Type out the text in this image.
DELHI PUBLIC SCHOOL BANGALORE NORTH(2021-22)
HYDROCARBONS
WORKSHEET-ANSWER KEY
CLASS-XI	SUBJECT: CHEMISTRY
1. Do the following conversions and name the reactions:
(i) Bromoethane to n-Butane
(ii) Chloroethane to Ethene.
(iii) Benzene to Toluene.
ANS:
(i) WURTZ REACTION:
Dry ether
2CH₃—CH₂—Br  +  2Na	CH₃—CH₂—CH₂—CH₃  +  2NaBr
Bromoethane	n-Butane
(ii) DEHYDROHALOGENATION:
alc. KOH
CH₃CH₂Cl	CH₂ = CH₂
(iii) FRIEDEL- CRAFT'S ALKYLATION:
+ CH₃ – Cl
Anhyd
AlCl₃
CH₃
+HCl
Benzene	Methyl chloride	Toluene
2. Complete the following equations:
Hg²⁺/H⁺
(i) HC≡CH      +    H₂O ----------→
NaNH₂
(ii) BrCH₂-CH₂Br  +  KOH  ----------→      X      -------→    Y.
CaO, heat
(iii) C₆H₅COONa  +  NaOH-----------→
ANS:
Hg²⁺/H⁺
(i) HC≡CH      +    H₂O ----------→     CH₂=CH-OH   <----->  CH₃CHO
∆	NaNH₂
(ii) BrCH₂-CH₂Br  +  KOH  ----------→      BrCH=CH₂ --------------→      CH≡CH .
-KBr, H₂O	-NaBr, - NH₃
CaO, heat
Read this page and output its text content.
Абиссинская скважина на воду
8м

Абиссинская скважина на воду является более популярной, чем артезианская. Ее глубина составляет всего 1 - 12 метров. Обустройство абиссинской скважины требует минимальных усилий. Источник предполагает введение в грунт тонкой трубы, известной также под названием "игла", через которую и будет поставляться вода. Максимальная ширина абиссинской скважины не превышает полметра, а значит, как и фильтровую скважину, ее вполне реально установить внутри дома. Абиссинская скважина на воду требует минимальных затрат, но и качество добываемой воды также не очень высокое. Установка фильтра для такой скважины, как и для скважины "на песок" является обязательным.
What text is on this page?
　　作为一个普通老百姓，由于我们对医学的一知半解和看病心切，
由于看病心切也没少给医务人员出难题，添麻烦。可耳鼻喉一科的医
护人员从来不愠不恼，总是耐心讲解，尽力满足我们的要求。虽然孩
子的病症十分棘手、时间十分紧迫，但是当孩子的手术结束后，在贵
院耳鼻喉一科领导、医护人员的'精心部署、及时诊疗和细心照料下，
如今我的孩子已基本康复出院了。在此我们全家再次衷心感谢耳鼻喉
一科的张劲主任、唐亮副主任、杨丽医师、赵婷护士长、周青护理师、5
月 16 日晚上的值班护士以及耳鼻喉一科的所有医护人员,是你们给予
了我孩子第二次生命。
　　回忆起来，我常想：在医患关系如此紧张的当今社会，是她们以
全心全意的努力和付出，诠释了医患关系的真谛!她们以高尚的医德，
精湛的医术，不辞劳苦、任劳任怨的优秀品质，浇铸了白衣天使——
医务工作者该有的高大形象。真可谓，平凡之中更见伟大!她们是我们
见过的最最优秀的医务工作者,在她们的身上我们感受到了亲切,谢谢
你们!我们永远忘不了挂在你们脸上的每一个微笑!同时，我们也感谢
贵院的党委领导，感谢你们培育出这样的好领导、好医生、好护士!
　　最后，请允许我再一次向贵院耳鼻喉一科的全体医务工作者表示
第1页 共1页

####

Each line must be given again exactly as written above.

WRITTEN SOLUTION
Type out the text in this image.
DELHI PUBLIC SCHOOL BANGALORE NORTH(2021-22)
HYDROCARBONS
WORKSHEET-ANSWER KEY
CLASS-XI	SUBJECT: CHEMISTRY
1. Do the following conversions and name the reactions:
(i) Bromoethane to n-Butane
(ii) Chloroethane to Ethene.
(iii) Benzene to Toluene.
ANS:
(i) WURTZ REACTION:
Dry ether
2CH₃—CH₂—Br  +  2Na	CH₃—CH₂—CH₂—CH₃  +  2NaBr
Bromoethane	n-Butane
(ii) DEHYDROHALOGENATION:
alc. KOH
CH₃CH₂Cl	CH₂ = CH₂
(iii) FRIEDEL- CRAFT'S ALKYLATION:
+ CH₃ – Cl
Anhyd
AlCl₃
CH₃
+HCl
Benzene	Methyl chloride	Toluene
2. Complete the following equations:
Hg²⁺/H⁺
(i) HC≡CH      +    H₂O ----------→
NaNH₂
(ii) BrCH₂-CH₂Br  +  KOH  ----------→      X      -------→    Y.
CaO, heat
(iii) C₆H₅COONa  +  NaOH-----------→
ANS:
Hg²⁺/H⁺
(i) HC≡CH      +    H₂O ----------→     CH₂=CH-OH   <----->  CH₃CHO
∆	NaNH₂
(ii) BrCH₂-CH₂Br  +  KOH  ----------→      BrCH=CH₂ --------------→      CH≡CH .
-KBr, H₂O	-NaBr, - NH₃
CaO, heat
Read this page and output its text content.
Абиссинская скважина на воду
8м

Абиссинская скважина на воду является более популярной, чем артезианская. Ее глубина составляет всего 1 - 12 метров. Обустройство абиссинской скважины требует минимальных усилий. Источник предполагает введение в грунт тонкой трубы, известной также под названием "игла", через которую и будет поставляться вода. Максимальная ширина абиссинской скважины не превышает полметра, а значит, как и фильтровую скважину, ее вполне реально установить внутри дома. Абиссинская скважина на воду требует минимальных затрат, но и качество добываемой воды также не очень высокое. Установка фильтра для такой скважины, как и для скважины "на песок" является обязательным.
What text is on this page?
　　作为一个普通老百姓，由于我们对医学的一知半解和看病心切，
由于看病心切也没少给医务人员出难题，添麻烦。可耳鼻喉一科的医
护人员从来不愠不恼，总是耐心讲解，尽力满足我们的要求。虽然孩
子的病症十分棘手、时间十分紧迫，但是当孩子的手术结束后，在贵
院耳鼻喉一科领导、医护人员的'精心部署、及时诊疗和细心照料下，
如今我的孩子已基本康复出院了。在此我们全家再次衷心感谢耳鼻喉
一科的张劲主任、唐亮副主任、杨丽医师、赵婷护士长、周青护理师、5
月 16 日晚上的值班护士以及耳鼻喉一科的所有医护人员,是你们给予
了我孩子第二次生命。
　　回忆起来，我常想：在医患关系如此紧张的当今社会，是她们以
全心全意的努力和付出，诠释了医患关系的真谛!她们以高尚的医德，
精湛的医术，不辞劳苦、任劳任怨的优秀品质，浇铸了白衣天使——
医务工作者该有的高大形象。真可谓，平凡之中更见伟大!她们是我们
见过的最最优秀的医务工作者,在她们的身上我们感受到了亲切,谢谢
你们!我们永远忘不了挂在你们脸上的每一个微笑!同时，我们也感谢
贵院的党委领导，感谢你们培育出这样的好领导、好医生、好护士!
　　最后，请允许我再一次向贵院耳鼻喉一科的全体医务工作者表示
第1页 共1页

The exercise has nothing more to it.